Work to do: The records that follow are to be repeated without alteration.
********************
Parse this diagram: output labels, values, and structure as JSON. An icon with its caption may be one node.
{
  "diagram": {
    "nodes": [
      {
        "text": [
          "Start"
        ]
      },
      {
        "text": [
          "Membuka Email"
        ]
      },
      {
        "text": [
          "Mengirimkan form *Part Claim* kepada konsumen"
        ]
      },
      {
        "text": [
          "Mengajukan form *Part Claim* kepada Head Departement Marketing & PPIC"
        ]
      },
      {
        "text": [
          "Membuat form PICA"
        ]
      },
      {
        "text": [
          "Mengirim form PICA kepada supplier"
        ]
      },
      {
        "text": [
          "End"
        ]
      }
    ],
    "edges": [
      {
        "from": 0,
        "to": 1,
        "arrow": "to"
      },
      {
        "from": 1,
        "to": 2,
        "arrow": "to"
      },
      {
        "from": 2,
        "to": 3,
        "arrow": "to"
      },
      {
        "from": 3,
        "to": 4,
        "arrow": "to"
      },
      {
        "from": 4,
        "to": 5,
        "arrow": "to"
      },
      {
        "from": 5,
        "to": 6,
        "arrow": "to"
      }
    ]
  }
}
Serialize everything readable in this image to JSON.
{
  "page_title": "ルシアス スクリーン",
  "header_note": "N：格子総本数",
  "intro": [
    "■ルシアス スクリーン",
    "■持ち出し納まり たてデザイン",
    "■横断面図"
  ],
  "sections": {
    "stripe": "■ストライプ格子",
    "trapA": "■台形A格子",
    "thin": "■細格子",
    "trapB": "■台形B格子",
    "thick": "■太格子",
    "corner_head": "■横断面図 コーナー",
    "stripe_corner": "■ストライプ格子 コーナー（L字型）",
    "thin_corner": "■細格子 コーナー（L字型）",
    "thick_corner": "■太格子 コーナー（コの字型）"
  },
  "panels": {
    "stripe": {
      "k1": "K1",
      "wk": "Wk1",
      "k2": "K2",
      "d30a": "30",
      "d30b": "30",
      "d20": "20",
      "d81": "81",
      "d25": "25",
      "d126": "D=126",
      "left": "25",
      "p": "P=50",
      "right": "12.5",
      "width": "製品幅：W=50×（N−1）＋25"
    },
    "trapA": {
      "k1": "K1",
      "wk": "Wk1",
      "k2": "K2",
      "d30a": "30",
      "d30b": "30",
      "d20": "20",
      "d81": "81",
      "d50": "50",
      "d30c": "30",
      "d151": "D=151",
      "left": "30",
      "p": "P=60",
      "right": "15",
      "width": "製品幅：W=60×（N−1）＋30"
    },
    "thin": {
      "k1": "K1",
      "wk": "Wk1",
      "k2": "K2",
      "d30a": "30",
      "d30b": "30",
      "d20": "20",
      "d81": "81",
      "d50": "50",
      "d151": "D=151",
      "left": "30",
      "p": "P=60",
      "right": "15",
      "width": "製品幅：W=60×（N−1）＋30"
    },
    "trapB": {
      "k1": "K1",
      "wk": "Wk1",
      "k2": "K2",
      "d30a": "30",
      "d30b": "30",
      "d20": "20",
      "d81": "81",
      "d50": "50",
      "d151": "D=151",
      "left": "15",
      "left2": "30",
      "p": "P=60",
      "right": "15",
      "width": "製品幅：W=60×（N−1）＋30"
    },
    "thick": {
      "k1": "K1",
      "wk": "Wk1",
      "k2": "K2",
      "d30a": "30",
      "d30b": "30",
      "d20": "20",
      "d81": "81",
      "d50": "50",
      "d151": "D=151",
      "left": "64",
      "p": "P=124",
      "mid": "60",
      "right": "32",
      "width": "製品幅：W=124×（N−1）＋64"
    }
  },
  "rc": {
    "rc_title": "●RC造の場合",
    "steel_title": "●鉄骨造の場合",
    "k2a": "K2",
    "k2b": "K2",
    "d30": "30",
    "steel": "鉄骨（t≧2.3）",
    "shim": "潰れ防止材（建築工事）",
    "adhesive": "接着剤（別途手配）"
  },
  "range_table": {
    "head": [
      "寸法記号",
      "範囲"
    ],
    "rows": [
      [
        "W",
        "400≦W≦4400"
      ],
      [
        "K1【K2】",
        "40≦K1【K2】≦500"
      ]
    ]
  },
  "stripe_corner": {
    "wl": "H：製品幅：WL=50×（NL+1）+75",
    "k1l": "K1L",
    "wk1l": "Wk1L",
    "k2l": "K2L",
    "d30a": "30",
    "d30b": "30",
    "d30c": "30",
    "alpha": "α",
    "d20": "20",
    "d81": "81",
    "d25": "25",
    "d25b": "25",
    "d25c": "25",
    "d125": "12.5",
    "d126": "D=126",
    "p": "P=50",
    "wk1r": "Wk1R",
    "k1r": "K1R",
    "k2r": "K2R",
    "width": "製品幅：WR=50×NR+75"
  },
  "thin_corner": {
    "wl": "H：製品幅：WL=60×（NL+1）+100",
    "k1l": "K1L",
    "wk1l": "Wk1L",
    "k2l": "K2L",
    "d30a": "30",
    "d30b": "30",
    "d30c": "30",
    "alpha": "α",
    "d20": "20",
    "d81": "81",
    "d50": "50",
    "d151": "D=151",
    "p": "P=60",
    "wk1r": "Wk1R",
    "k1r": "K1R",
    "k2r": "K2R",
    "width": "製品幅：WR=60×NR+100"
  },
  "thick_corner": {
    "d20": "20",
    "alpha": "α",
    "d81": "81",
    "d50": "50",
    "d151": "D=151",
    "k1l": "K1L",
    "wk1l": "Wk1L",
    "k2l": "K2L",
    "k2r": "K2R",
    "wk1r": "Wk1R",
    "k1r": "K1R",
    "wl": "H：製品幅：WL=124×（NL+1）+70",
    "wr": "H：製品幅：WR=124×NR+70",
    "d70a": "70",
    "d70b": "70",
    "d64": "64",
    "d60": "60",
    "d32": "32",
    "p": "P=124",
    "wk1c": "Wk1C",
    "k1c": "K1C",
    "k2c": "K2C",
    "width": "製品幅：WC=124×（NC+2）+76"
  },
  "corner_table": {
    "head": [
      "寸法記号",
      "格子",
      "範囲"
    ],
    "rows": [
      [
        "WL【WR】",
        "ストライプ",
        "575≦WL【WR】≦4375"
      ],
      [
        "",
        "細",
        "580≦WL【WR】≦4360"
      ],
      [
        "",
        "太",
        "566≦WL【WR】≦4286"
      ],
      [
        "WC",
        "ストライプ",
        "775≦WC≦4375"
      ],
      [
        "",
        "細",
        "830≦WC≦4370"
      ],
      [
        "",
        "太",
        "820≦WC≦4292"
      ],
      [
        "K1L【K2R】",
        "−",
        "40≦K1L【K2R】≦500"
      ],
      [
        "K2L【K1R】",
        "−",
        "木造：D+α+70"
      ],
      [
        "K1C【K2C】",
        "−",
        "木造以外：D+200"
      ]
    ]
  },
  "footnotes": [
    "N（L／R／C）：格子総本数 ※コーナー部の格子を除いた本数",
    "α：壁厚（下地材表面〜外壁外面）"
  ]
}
********************
Task result:
Parse this diagram: output labels, values, and structure as JSON. An icon with its caption may be one node.
{
  "diagram": {
    "nodes": [
      {
        "text": [
          "Start"
        ]
      },
      {
        "text": [
          "Membuka Email"
        ]
      },
      {
        "text": [
          "Mengirimkan form *Part Claim* kepada konsumen"
        ]
      },
      {
        "text": [
          "Mengajukan form *Part Claim* kepada Head Departement Marketing & PPIC"
        ]
      },
      {
        "text": [
          "Membuat form PICA"
        ]
      },
      {
        "text": [
          "Mengirim form PICA kepada supplier"
        ]
      },
      {
        "text": [
          "End"
        ]
      }
    ],
    "edges": [
      {
        "from": 0,
        "to": 1,
        "arrow": "to"
      },
      {
        "from": 1,
        "to": 2,
        "arrow": "to"
      },
      {
        "from": 2,
        "to": 3,
        "arrow": "to"
      },
      {
        "from": 3,
        "to": 4,
        "arrow": "to"
      },
      {
        "from": 4,
        "to": 5,
        "arrow": "to"
      },
      {
        "from": 5,
        "to": 6,
        "arrow": "to"
      }
    ]
  }
}
Serialize everything readable in this image to JSON.
{
  "page_title": "ルシアス スクリーン",
  "header_note": "N：格子総本数",
  "intro": [
    "■ルシアス スクリーン",
    "■持ち出し納まり たてデザイン",
    "■横断面図"
  ],
  "sections": {
    "stripe": "■ストライプ格子",
    "trapA": "■台形A格子",
    "thin": "■細格子",
    "trapB": "■台形B格子",
    "thick": "■太格子",
    "corner_head": "■横断面図 コーナー",
    "stripe_corner": "■ストライプ格子 コーナー（L字型）",
    "thin_corner": "■細格子 コーナー（L字型）",
    "thick_corner": "■太格子 コーナー（コの字型）"
  },
  "panels": {
    "stripe": {
      "k1": "K1",
      "wk": "Wk1",
      "k2": "K2",
      "d30a": "30",
      "d30b": "30",
      "d20": "20",
      "d81": "81",
      "d25": "25",
      "d126": "D=126",
      "left": "25",
      "p": "P=50",
      "right": "12.5",
      "width": "製品幅：W=50×（N−1）＋25"
    },
    "trapA": {
      "k1": "K1",
      "wk": "Wk1",
      "k2": "K2",
      "d30a": "30",
      "d30b": "30",
      "d20": "20",
      "d81": "81",
      "d50": "50",
      "d30c": "30",
      "d151": "D=151",
      "left": "30",
      "p": "P=60",
      "right": "15",
      "width": "製品幅：W=60×（N−1）＋30"
    },
    "thin": {
      "k1": "K1",
      "wk": "Wk1",
      "k2": "K2",
      "d30a": "30",
      "d30b": "30",
      "d20": "20",
      "d81": "81",
      "d50": "50",
      "d151": "D=151",
      "left": "30",
      "p": "P=60",
      "right": "15",
      "width": "製品幅：W=60×（N−1）＋30"
    },
    "trapB": {
      "k1": "K1",
      "wk": "Wk1",
      "k2": "K2",
      "d30a": "30",
      "d30b": "30",
      "d20": "20",
      "d81": "81",
      "d50": "50",
      "d151": "D=151",
      "left": "15",
      "left2": "30",
      "p": "P=60",
      "right": "15",
      "width": "製品幅：W=60×（N−1）＋30"
    },
    "thick": {
      "k1": "K1",
      "wk": "Wk1",
      "k2": "K2",
      "d30a": "30",
      "d30b": "30",
      "d20": "20",
      "d81": "81",
      "d50": "50",
      "d151": "D=151",
      "left": "64",
      "p": "P=124",
      "mid": "60",
      "right": "32",
      "width": "製品幅：W=124×（N−1）＋64"
    }
  },
  "rc": {
    "rc_title": "●RC造の場合",
    "steel_title": "●鉄骨造の場合",
    "k2a": "K2",
    "k2b": "K2",
    "d30": "30",
    "steel": "鉄骨（t≧2.3）",
    "shim": "潰れ防止材（建築工事）",
    "adhesive": "接着剤（別途手配）"
  },
  "range_table": {
    "head": [
      "寸法記号",
      "範囲"
    ],
    "rows": [
      [
        "W",
        "400≦W≦4400"
      ],
      [
        "K1【K2】",
        "40≦K1【K2】≦500"
      ]
    ]
  },
  "stripe_corner": {
    "wl": "H：製品幅：WL=50×（NL+1）+75",
    "k1l": "K1L",
    "wk1l": "Wk1L",
    "k2l": "K2L",
    "d30a": "30",
    "d30b": "30",
    "d30c": "30",
    "alpha": "α",
    "d20": "20",
    "d81": "81",
    "d25": "25",
    "d25b": "25",
    "d25c": "25",
    "d125": "12.5",
    "d126": "D=126",
    "p": "P=50",
    "wk1r": "Wk1R",
    "k1r": "K1R",
    "k2r": "K2R",
    "width": "製品幅：WR=50×NR+75"
  },
  "thin_corner": {
    "wl": "H：製品幅：WL=60×（NL+1）+100",
    "k1l": "K1L",
    "wk1l": "Wk1L",
    "k2l": "K2L",
    "d30a": "30",
    "d30b": "30",
    "d30c": "30",
    "alpha": "α",
    "d20": "20",
    "d81": "81",
    "d50": "50",
    "d151": "D=151",
    "p": "P=60",
    "wk1r": "Wk1R",
    "k1r": "K1R",
    "k2r": "K2R",
    "width": "製品幅：WR=60×NR+100"
  },
  "thick_corner": {
    "d20": "20",
    "alpha": "α",
    "d81": "81",
    "d50": "50",
    "d151": "D=151",
    "k1l": "K1L",
    "wk1l": "Wk1L",
    "k2l": "K2L",
    "k2r": "K2R",
    "wk1r": "Wk1R",
    "k1r": "K1R",
    "wl": "H：製品幅：WL=124×（NL+1）+70",
    "wr": "H：製品幅：WR=124×NR+70",
    "d70a": "70",
    "d70b": "70",
    "d64": "64",
    "d60": "60",
    "d32": "32",
    "p": "P=124",
    "wk1c": "Wk1C",
    "k1c": "K1C",
    "k2c": "K2C",
    "width": "製品幅：WC=124×（NC+2）+76"
  },
  "corner_table": {
    "head": [
      "寸法記号",
      "格子",
      "範囲"
    ],
    "rows": [
      [
        "WL【WR】",
        "ストライプ",
        "575≦WL【WR】≦4375"
      ],
      [
        "",
        "細",
        "580≦WL【WR】≦4360"
      ],
      [
        "",
        "太",
        "566≦WL【WR】≦4286"
      ],
      [
        "WC",
        "ストライプ",
        "775≦WC≦4375"
      ],
      [
        "",
        "細",
        "830≦WC≦4370"
      ],
      [
        "",
        "太",
        "820≦WC≦4292"
      ],
      [
        "K1L【K2R】",
        "−",
        "40≦K1L【K2R】≦500"
      ],
      [
        "K2L【K1R】",
        "−",
        "木造：D+α+70"
      ],
      [
        "K1C【K2C】",
        "−",
        "木造以外：D+200"
      ]
    ]
  },
  "footnotes": [
    "N（L／R／C）：格子総本数 ※コーナー部の格子を除いた本数",
    "α：壁厚（下地材表面〜外壁外面）"
  ]
}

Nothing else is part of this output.